* **Extracted information**
----

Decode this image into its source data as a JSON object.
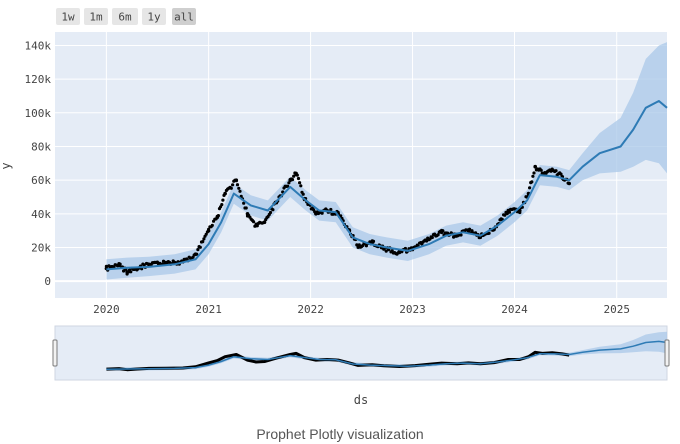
{
  "range_selector": {
    "buttons": [
      {
        "label": "1w",
        "active": false
      },
      {
        "label": "1m",
        "active": false
      },
      {
        "label": "6m",
        "active": false
      },
      {
        "label": "1y",
        "active": false
      },
      {
        "label": "all",
        "active": true
      }
    ]
  },
  "caption": "Prophet Plotly visualization",
  "colors": {
    "plot_bg": "#e5ecf6",
    "forecast_line": "#2e7bb5",
    "uncertainty_band": "#a9c8e8",
    "observed_points": "#000000"
  },
  "chart_data": {
    "type": "line",
    "xlabel": "ds",
    "ylabel": "y",
    "xlim": [
      "2019-07-01",
      "2025-06-30"
    ],
    "ylim": [
      -10000,
      148000
    ],
    "x_ticks": [
      "2020",
      "2021",
      "2022",
      "2023",
      "2024",
      "2025"
    ],
    "y_ticks": [
      {
        "value": 0,
        "label": "0"
      },
      {
        "value": 20000,
        "label": "20k"
      },
      {
        "value": 40000,
        "label": "40k"
      },
      {
        "value": 60000,
        "label": "60k"
      },
      {
        "value": 80000,
        "label": "80k"
      },
      {
        "value": 100000,
        "label": "100k"
      },
      {
        "value": 120000,
        "label": "120k"
      },
      {
        "value": 140000,
        "label": "140k"
      }
    ],
    "grid": true,
    "observed_end": "2024-07-15",
    "series": [
      {
        "kind": "observed",
        "x": [
          "2020-01-01",
          "2020-02-15",
          "2020-03-15",
          "2020-04-15",
          "2020-06-01",
          "2020-08-01",
          "2020-10-01",
          "2020-11-15",
          "2021-01-01",
          "2021-02-01",
          "2021-03-01",
          "2021-04-10",
          "2021-05-20",
          "2021-06-20",
          "2021-07-20",
          "2021-09-01",
          "2021-10-20",
          "2021-11-10",
          "2021-12-10",
          "2022-01-20",
          "2022-03-01",
          "2022-04-10",
          "2022-05-20",
          "2022-06-20",
          "2022-08-10",
          "2022-09-20",
          "2022-11-15",
          "2023-01-10",
          "2023-02-20",
          "2023-04-15",
          "2023-06-10",
          "2023-07-20",
          "2023-09-01",
          "2023-10-20",
          "2023-12-10",
          "2024-01-20",
          "2024-02-20",
          "2024-03-15",
          "2024-04-10",
          "2024-05-15",
          "2024-06-20",
          "2024-07-15"
        ],
        "y": [
          7500,
          9500,
          5500,
          7500,
          10000,
          11000,
          11500,
          16000,
          30000,
          38000,
          52000,
          60000,
          40000,
          33000,
          35000,
          47000,
          60000,
          64000,
          49000,
          40000,
          42000,
          40000,
          30000,
          21000,
          23000,
          19500,
          17000,
          20000,
          24000,
          29000,
          27000,
          30000,
          26500,
          31000,
          42000,
          42000,
          52000,
          68000,
          64000,
          66000,
          62000,
          58000
        ]
      },
      {
        "kind": "forecast",
        "x": [
          "2020-01-01",
          "2020-03-15",
          "2020-06-01",
          "2020-09-01",
          "2020-11-15",
          "2021-01-01",
          "2021-02-15",
          "2021-04-01",
          "2021-06-01",
          "2021-08-01",
          "2021-10-20",
          "2021-12-15",
          "2022-02-01",
          "2022-04-01",
          "2022-06-01",
          "2022-08-01",
          "2022-10-01",
          "2022-12-15",
          "2023-03-01",
          "2023-05-01",
          "2023-07-01",
          "2023-09-01",
          "2023-11-01",
          "2024-01-01",
          "2024-02-15",
          "2024-04-01",
          "2024-06-01",
          "2024-07-15",
          "2024-09-01",
          "2024-11-01",
          "2025-01-15",
          "2025-03-01",
          "2025-04-15",
          "2025-06-01",
          "2025-06-30"
        ],
        "y": [
          7000,
          8000,
          8500,
          10000,
          13000,
          22000,
          35000,
          52000,
          45000,
          42000,
          56000,
          48000,
          42000,
          41000,
          26000,
          22000,
          20000,
          18000,
          22000,
          27000,
          29000,
          27000,
          33000,
          41000,
          48000,
          63000,
          62000,
          60000,
          68000,
          76000,
          80000,
          90000,
          103000,
          107000,
          103000
        ],
        "lower": [
          1000,
          2000,
          3000,
          4500,
          7000,
          16000,
          29000,
          46000,
          39000,
          36000,
          50000,
          42000,
          36000,
          35000,
          20000,
          16000,
          14000,
          12000,
          16000,
          21000,
          23000,
          21000,
          27000,
          35000,
          42000,
          57000,
          56000,
          54000,
          60000,
          64000,
          65000,
          68000,
          72000,
          70000,
          64000
        ],
        "upper": [
          13000,
          14000,
          14500,
          16000,
          19000,
          28000,
          41000,
          58000,
          51000,
          48000,
          62000,
          54000,
          48000,
          47000,
          32000,
          28000,
          26000,
          24000,
          28000,
          33000,
          35000,
          33000,
          39000,
          47000,
          54000,
          69000,
          68000,
          66000,
          76000,
          88000,
          97000,
          112000,
          132000,
          140000,
          142000
        ]
      }
    ]
  }
}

----

* **Problem description**
Omit each picture, then return all of the listing exactly as it stands.

* **Output of the exercise**
Decode this image into its source data as a JSON object.
{
  "range_selector": {
    "buttons": [
      {
        "label": "1w",
        "active": false
      },
      {
        "label": "1m",
        "active": false
      },
      {
        "label": "6m",
        "active": false
      },
      {
        "label": "1y",
        "active": false
      },
      {
        "label": "all",
        "active": true
      }
    ]
  },
  "caption": "Prophet Plotly visualization",
  "colors": {
    "plot_bg": "#e5ecf6",
    "forecast_line": "#2e7bb5",
    "uncertainty_band": "#a9c8e8",
    "observed_points": "#000000"
  },
  "chart_data": {
    "type": "line",
    "xlabel": "ds",
    "ylabel": "y",
    "xlim": [
      "2019-07-01",
      "2025-06-30"
    ],
    "ylim": [
      -10000,
      148000
    ],
    "x_ticks": [
      "2020",
      "2021",
      "2022",
      "2023",
      "2024",
      "2025"
    ],
    "y_ticks": [
      {
        "value": 0,
        "label": "0"
      },
      {
        "value": 20000,
        "label": "20k"
      },
      {
        "value": 40000,
        "label": "40k"
      },
      {
        "value": 60000,
        "label": "60k"
      },
      {
        "value": 80000,
        "label": "80k"
      },
      {
        "value": 100000,
        "label": "100k"
      },
      {
        "value": 120000,
        "label": "120k"
      },
      {
        "value": 140000,
        "label": "140k"
      }
    ],
    "grid": true,
    "observed_end": "2024-07-15",
    "series": [
      {
        "kind": "observed",
        "x": [
          "2020-01-01",
          "2020-02-15",
          "2020-03-15",
          "2020-04-15",
          "2020-06-01",
          "2020-08-01",
          "2020-10-01",
          "2020-11-15",
          "2021-01-01",
          "2021-02-01",
          "2021-03-01",
          "2021-04-10",
          "2021-05-20",
          "2021-06-20",
          "2021-07-20",
          "2021-09-01",
          "2021-10-20",
          "2021-11-10",
          "2021-12-10",
          "2022-01-20",
          "2022-03-01",
          "2022-04-10",
          "2022-05-20",
          "2022-06-20",
          "2022-08-10",
          "2022-09-20",
          "2022-11-15",
          "2023-01-10",
          "2023-02-20",
          "2023-04-15",
          "2023-06-10",
          "2023-07-20",
          "2023-09-01",
          "2023-10-20",
          "2023-12-10",
          "2024-01-20",
          "2024-02-20",
          "2024-03-15",
          "2024-04-10",
          "2024-05-15",
          "2024-06-20",
          "2024-07-15"
        ],
        "y": [
          7500,
          9500,
          5500,
          7500,
          10000,
          11000,
          11500,
          16000,
          30000,
          38000,
          52000,
          60000,
          40000,
          33000,
          35000,
          47000,
          60000,
          64000,
          49000,
          40000,
          42000,
          40000,
          30000,
          21000,
          23000,
          19500,
          17000,
          20000,
          24000,
          29000,
          27000,
          30000,
          26500,
          31000,
          42000,
          42000,
          52000,
          68000,
          64000,
          66000,
          62000,
          58000
        ]
      },
      {
        "kind": "forecast",
        "x": [
          "2020-01-01",
          "2020-03-15",
          "2020-06-01",
          "2020-09-01",
          "2020-11-15",
          "2021-01-01",
          "2021-02-15",
          "2021-04-01",
          "2021-06-01",
          "2021-08-01",
          "2021-10-20",
          "2021-12-15",
          "2022-02-01",
          "2022-04-01",
          "2022-06-01",
          "2022-08-01",
          "2022-10-01",
          "2022-12-15",
          "2023-03-01",
          "2023-05-01",
          "2023-07-01",
          "2023-09-01",
          "2023-11-01",
          "2024-01-01",
          "2024-02-15",
          "2024-04-01",
          "2024-06-01",
          "2024-07-15",
          "2024-09-01",
          "2024-11-01",
          "2025-01-15",
          "2025-03-01",
          "2025-04-15",
          "2025-06-01",
          "2025-06-30"
        ],
        "y": [
          7000,
          8000,
          8500,
          10000,
          13000,
          22000,
          35000,
          52000,
          45000,
          42000,
          56000,
          48000,
          42000,
          41000,
          26000,
          22000,
          20000,
          18000,
          22000,
          27000,
          29000,
          27000,
          33000,
          41000,
          48000,
          63000,
          62000,
          60000,
          68000,
          76000,
          80000,
          90000,
          103000,
          107000,
          103000
        ],
        "lower": [
          1000,
          2000,
          3000,
          4500,
          7000,
          16000,
          29000,
          46000,
          39000,
          36000,
          50000,
          42000,
          36000,
          35000,
          20000,
          16000,
          14000,
          12000,
          16000,
          21000,
          23000,
          21000,
          27000,
          35000,
          42000,
          57000,
          56000,
          54000,
          60000,
          64000,
          65000,
          68000,
          72000,
          70000,
          64000
        ],
        "upper": [
          13000,
          14000,
          14500,
          16000,
          19000,
          28000,
          41000,
          58000,
          51000,
          48000,
          62000,
          54000,
          48000,
          47000,
          32000,
          28000,
          26000,
          24000,
          28000,
          33000,
          35000,
          33000,
          39000,
          47000,
          54000,
          69000,
          68000,
          66000,
          76000,
          88000,
          97000,
          112000,
          132000,
          140000,
          142000
        ]
      }
    ]
  }
}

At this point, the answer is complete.